Stored entries

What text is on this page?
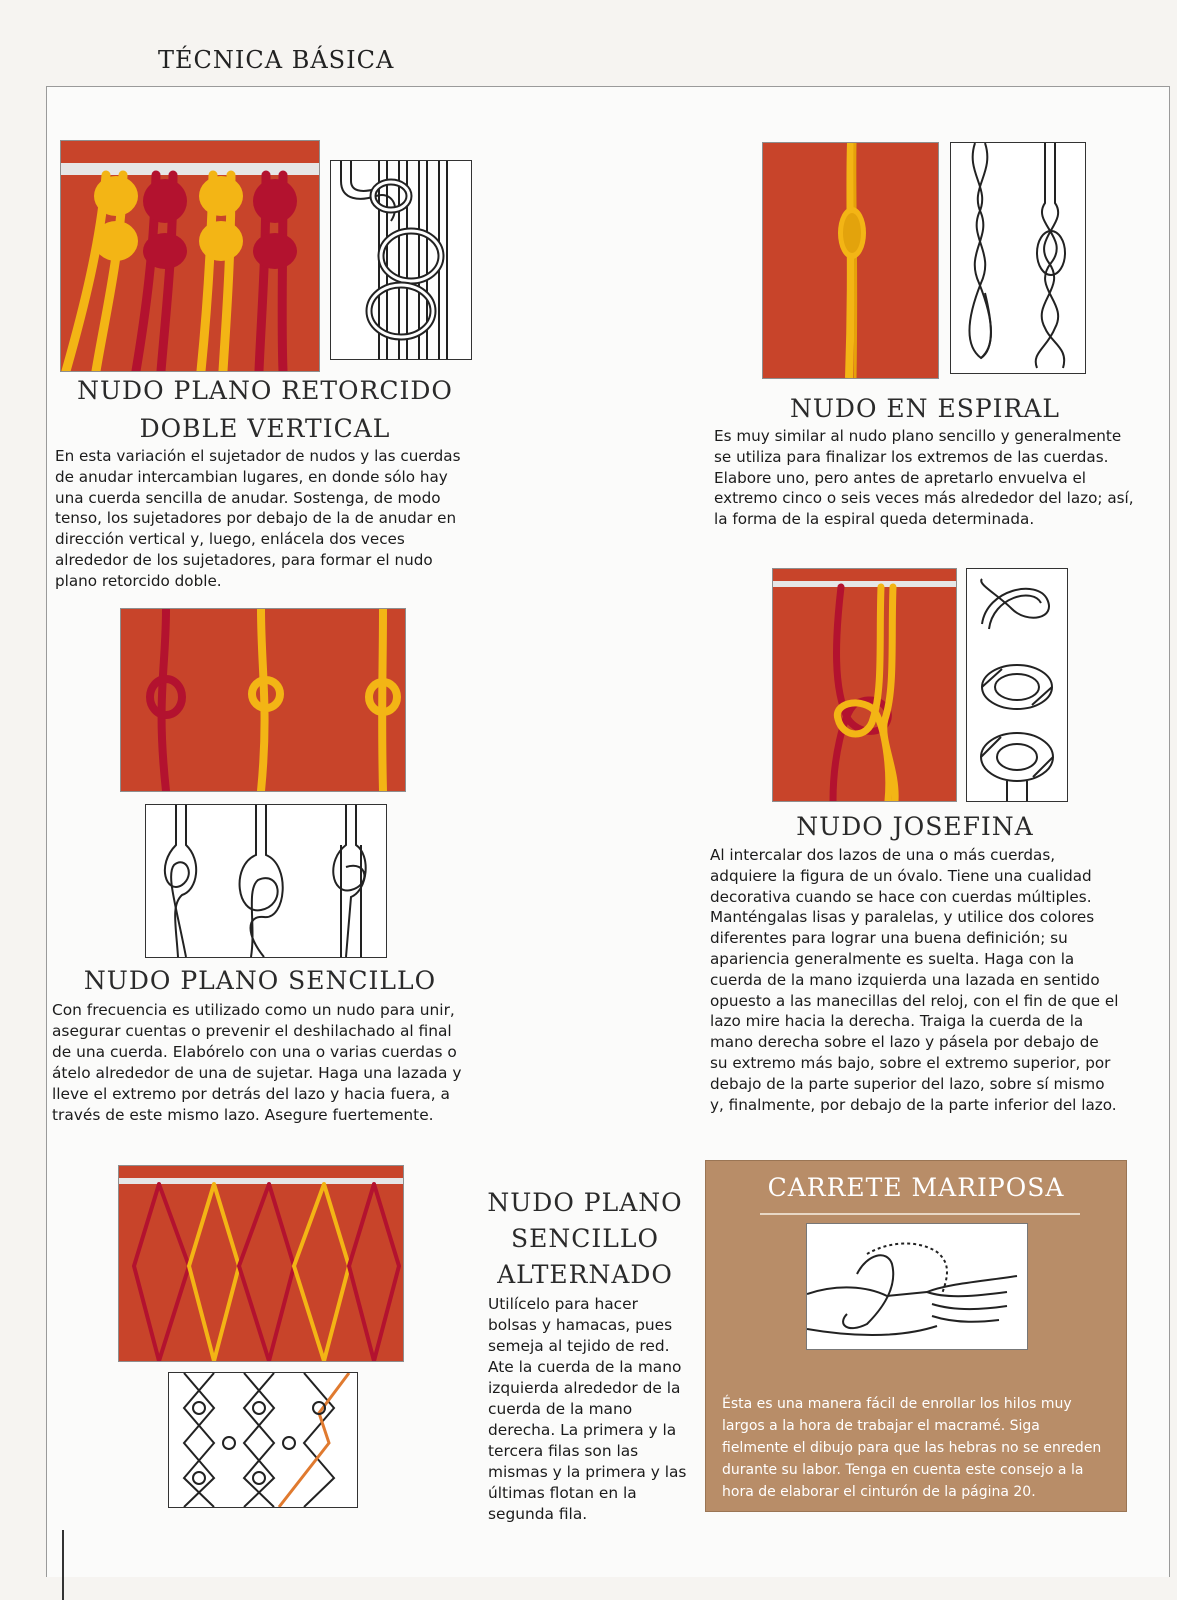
TÉCNICA BÁSICA
NUDO PLANO RETORCIDO
DOBLE VERTICAL
En esta variación el sujetador de nudos y las cuerdas de anudar intercambian lugares, en donde sólo hay una cuerda sencilla de anudar. Sostenga, de modo tenso, los sujetadores por debajo de la de anudar en dirección vertical y, luego, enlácela dos veces alrededor de los sujetadores, para formar el nudo plano retorcido doble.
NUDO EN ESPIRAL
Es muy similar al nudo plano sencillo y generalmente se utiliza para finalizar los extremos de las cuerdas. Elabore uno, pero antes de apretarlo envuelva el extremo cinco o seis veces más alrededor del lazo; así, la forma de la espiral queda determinada.
NUDO PLANO SENCILLO
Con frecuencia es utilizado como un nudo para unir, asegurar cuentas o prevenir el deshilachado al final de una cuerda. Elabórelo con una o varias cuerdas o átelo alrededor de una de sujetar. Haga una lazada y lleve el extremo por detrás del lazo y hacia fuera, a través de este mismo lazo. Asegure fuertemente.
NUDO JOSEFINA
Al intercalar dos lazos de una o más cuerdas, adquiere la figura de un óvalo. Tiene una cualidad decorativa cuando se hace con cuerdas múltiples. Manténgalas lisas y paralelas, y utilice dos colores diferentes para lograr una buena definición; su apariencia generalmente es suelta. Haga con la cuerda de la mano izquierda una lazada en sentido opuesto a las manecillas del reloj, con el fin de que el lazo mire hacia la derecha. Traiga la cuerda de la mano derecha sobre el lazo y pásela por debajo de su extremo más bajo, sobre el extremo superior, por debajo de la parte superior del lazo, sobre sí mismo y, finalmente, por debajo de la parte inferior del lazo.
NUDO PLANO
SENCILLO
ALTERNADO
Utilícelo para hacer bolsas y hamacas, pues semeja al tejido de red. Ate la cuerda de la mano izquierda alrededor de la cuerda de la mano derecha. La primera y la tercera filas son las mismas y la primera y las últimas flotan en la segunda fila.
CARRETE MARIPOSA
Ésta es una manera fácil de enrollar los hilos muy largos a la hora de trabajar el macramé. Siga fielmente el dibujo para que las hebras no se enreden durante su labor. Tenga en cuenta este consejo a la hora de elaborar el cinturón de la página 20.
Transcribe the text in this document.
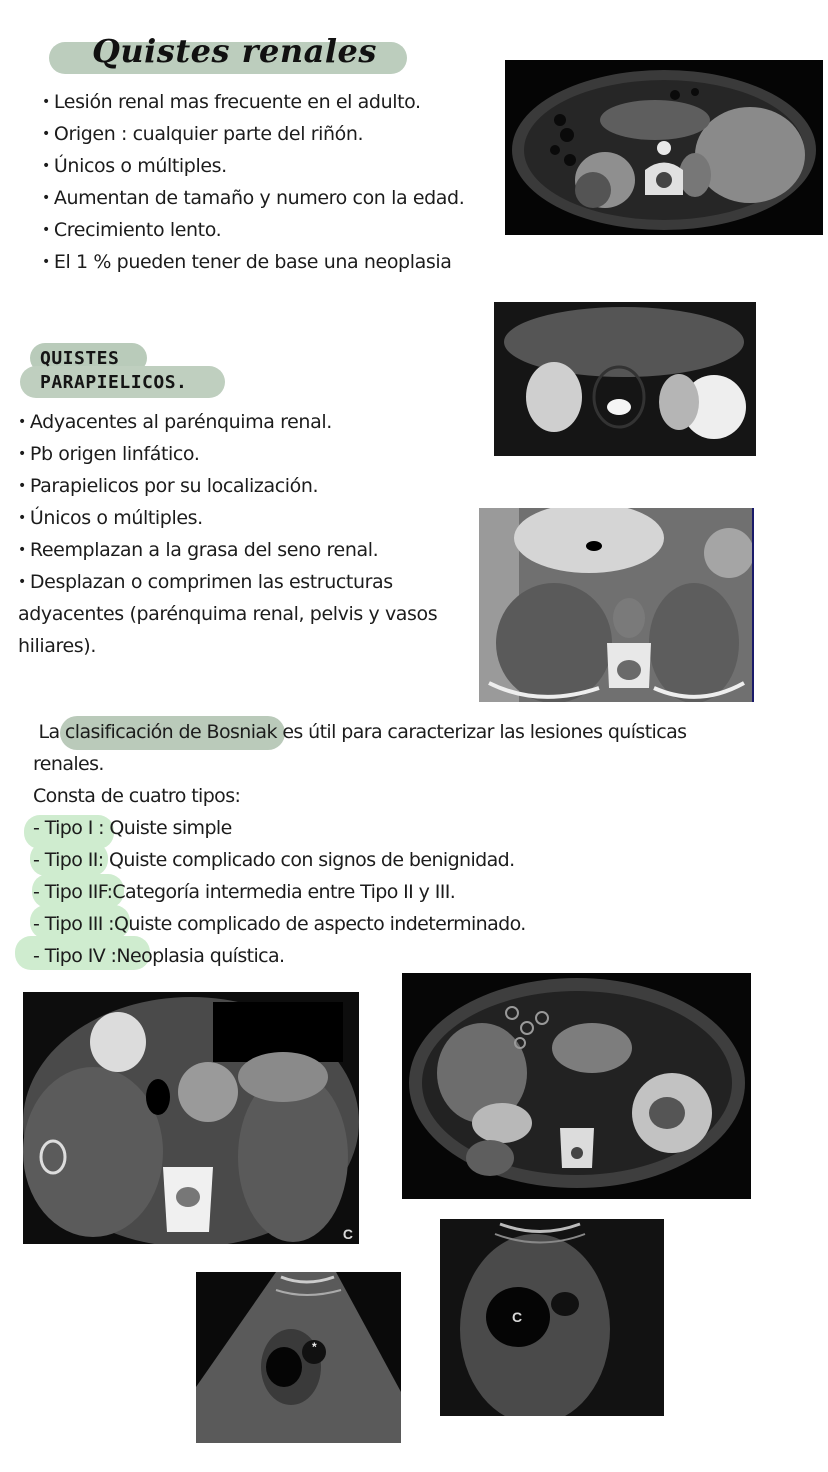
Quistes renales
• Lesión renal mas frecuente en el adulto.
• Origen : cualquier parte del riñón.
• Únicos o múltiples.
• Aumentan de tamaño y numero con la edad.
• Crecimiento lento.
• El 1 % pueden tener de base una neoplasia
QUISTES
PARAPIELICOS.
• Adyacentes al parénquima renal.
• Pb origen linfático.
• Parapielicos por su localización.
• Únicos o múltiples.
• Reemplazan a la grasa del seno renal.
• Desplazan o comprimen las estructuras adyacentes (parénquima renal, pelvis y vasos hiliares).

La clasificación de Bosniak es útil para caracterizar las lesiones quísticas

renales.

Consta de cuatro tipos:

- Tipo I : Quiste simple

- Tipo II: Quiste complicado con signos de benignidad.

- Tipo IIF:Categoría intermedia entre Tipo II y III.

- Tipo III :Quiste complicado de aspecto indeterminado.

- Tipo IV :Neoplasia quística.

C
*
C
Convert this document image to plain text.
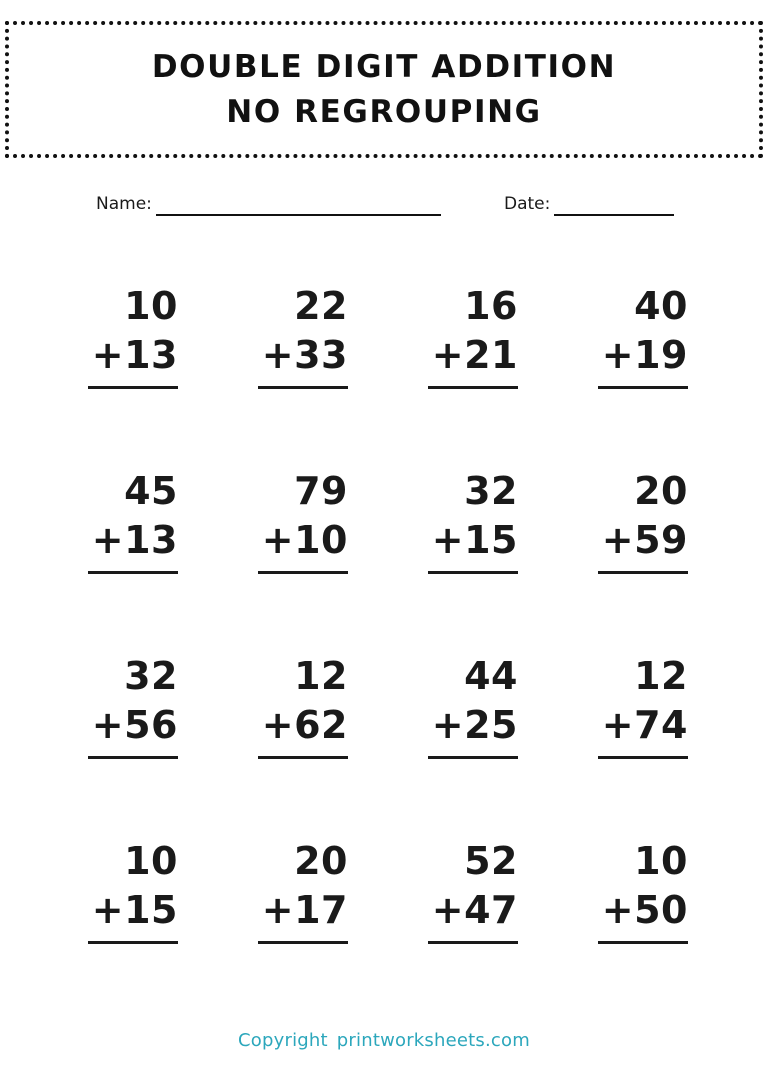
DOUBLE DIGIT ADDITION
NO REGROUPING
Name:	Date:
10
+13
22
+33
16
+21
40
+19
45
+13
79
+10
32
+15
20
+59
32
+56
12
+62
44
+25
12
+74
10
+15
20
+17
52
+47
10
+50
Copyright printworksheets.com
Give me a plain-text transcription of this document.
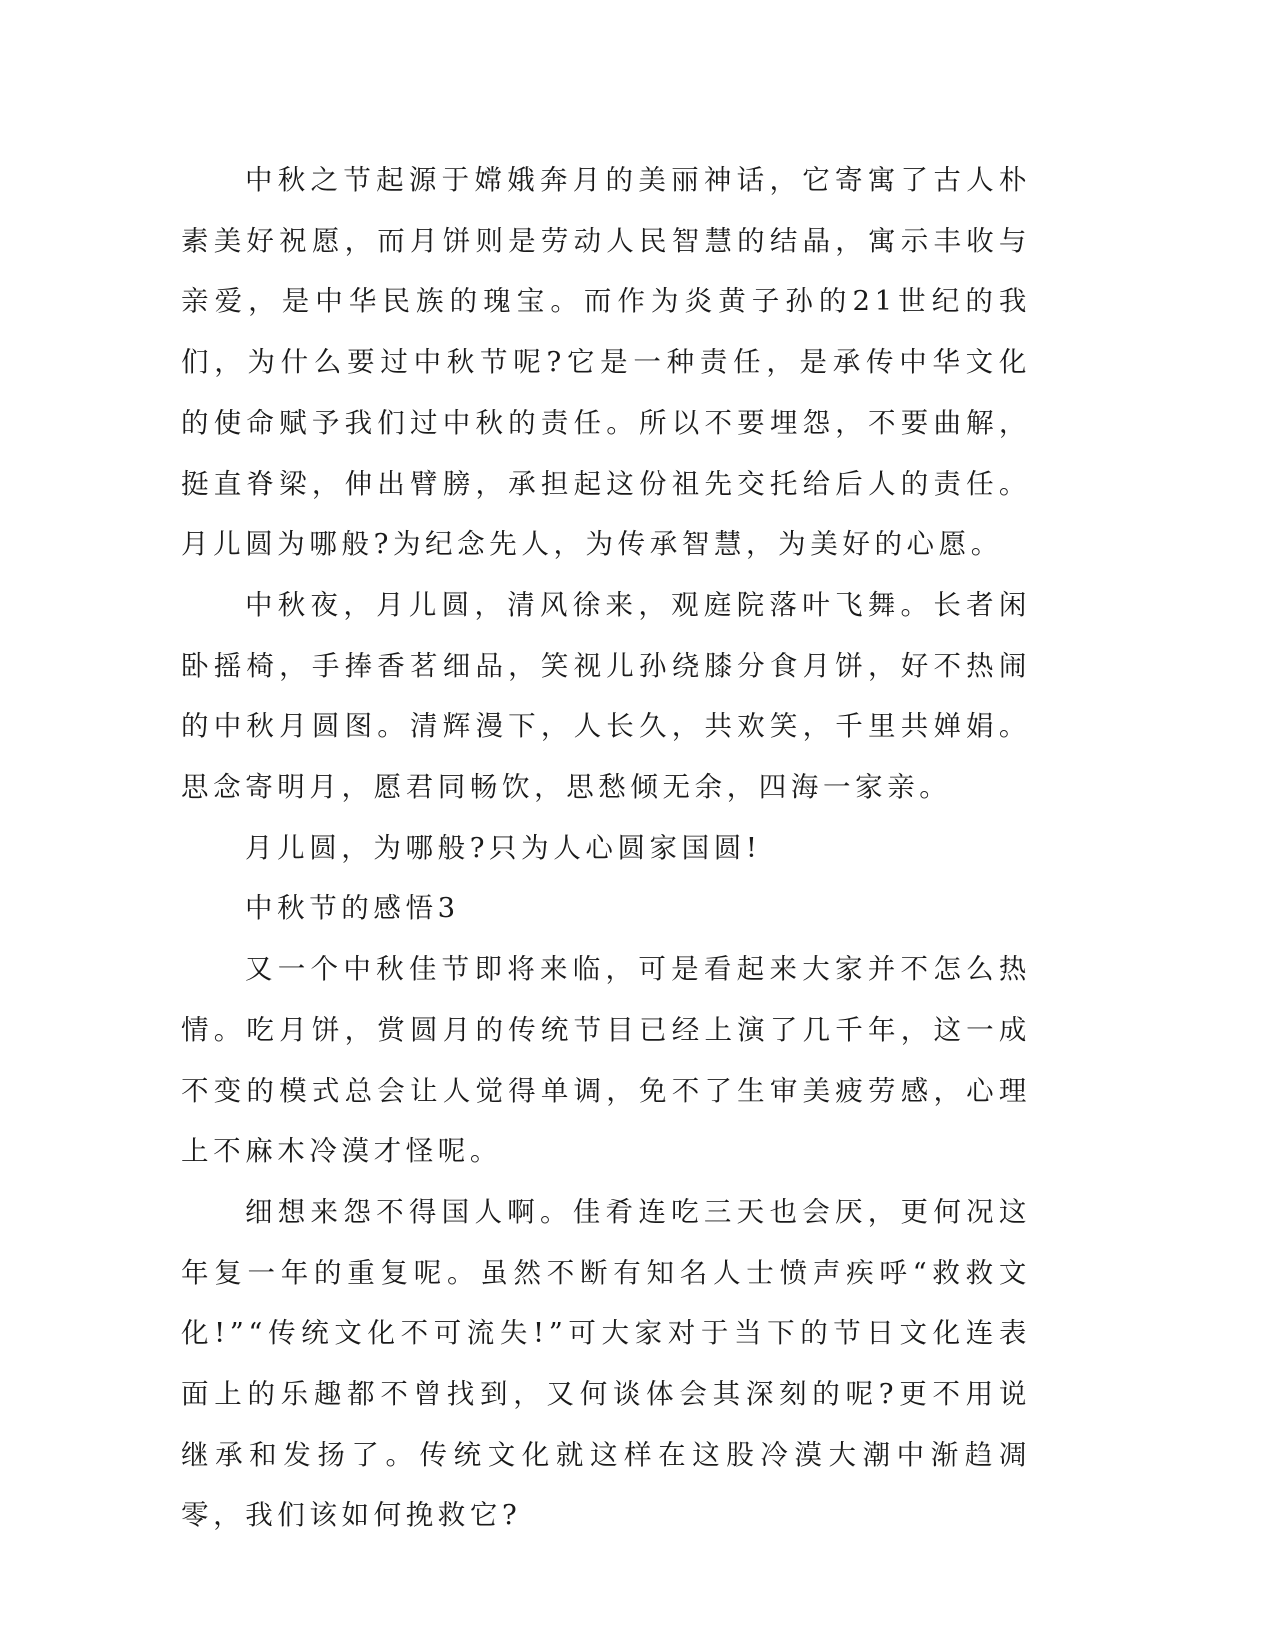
中秋之节起源于嫦娥奔月的美丽神话，它寄寓了古人朴素美好祝愿，而月饼则是劳动人民智慧的结晶，寓示丰收与亲爱，是中华民族的瑰宝。而作为炎黄子孙的21世纪的我们，为什么要过中秋节呢?它是一种责任，是承传中华文化的使命赋予我们过中秋的责任。所以不要埋怨，不要曲解，挺直脊梁，伸出臂膀，承担起这份祖先交托给后人的责任。月儿圆为哪般?为纪念先人，为传承智慧，为美好的心愿。

中秋夜，月儿圆，清风徐来，观庭院落叶飞舞。长者闲卧摇椅，手捧香茗细品，笑视儿孙绕膝分食月饼，好不热闹的中秋月圆图。清辉漫下，人长久，共欢笑，千里共婵娟。思念寄明月，愿君同畅饮，思愁倾无余，四海一家亲。

月儿圆，为哪般?只为人心圆家国圆!

中秋节的感悟3

又一个中秋佳节即将来临，可是看起来大家并不怎么热情。吃月饼，赏圆月的传统节目已经上演了几千年，这一成不变的模式总会让人觉得单调，免不了生审美疲劳感，心理上不麻木冷漠才怪呢。

细想来怨不得国人啊。佳肴连吃三天也会厌，更何况这年复一年的重复呢。虽然不断有知名人士愤声疾呼“救救文化!”“传统文化不可流失!”可大家对于当下的节日文化连表面上的乐趣都不曾找到，又何谈体会其深刻的呢?更不用说继承和发扬了。传统文化就这样在这股冷漠大潮中渐趋凋零，我们该如何挽救它?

What you need to do
Show every line from the listing above in which the string "lazada" appears.

Response to this exercise
Con frecuencia es utilizado como un nudo para unir, asegurar cuentas o prevenir el deshilachado al final de una cuerda. Elabórelo con una o varias cuerdas o átelo alrededor de una de sujetar. Haga una lazada y lleve el extremo por detrás del lazo y hacia fuera, a través de este mismo lazo. Asegure fuertemente.
Al intercalar dos lazos de una o más cuerdas, adquiere la figura de un óvalo. Tiene una cualidad decorativa cuando se hace con cuerdas múltiples. Manténgalas lisas y paralelas, y utilice dos colores diferentes para lograr una buena definición; su apariencia generalmente es suelta. Haga con la cuerda de la mano izquierda una lazada en sentido opuesto a las manecillas del reloj, con el fin de que el lazo mire hacia la derecha. Traiga la cuerda de la mano derecha sobre el lazo y pásela por debajo de su extremo más bajo, sobre el extremo superior, por debajo de la parte superior del lazo, sobre sí mismo y, finalmente, por debajo de la parte inferior del lazo.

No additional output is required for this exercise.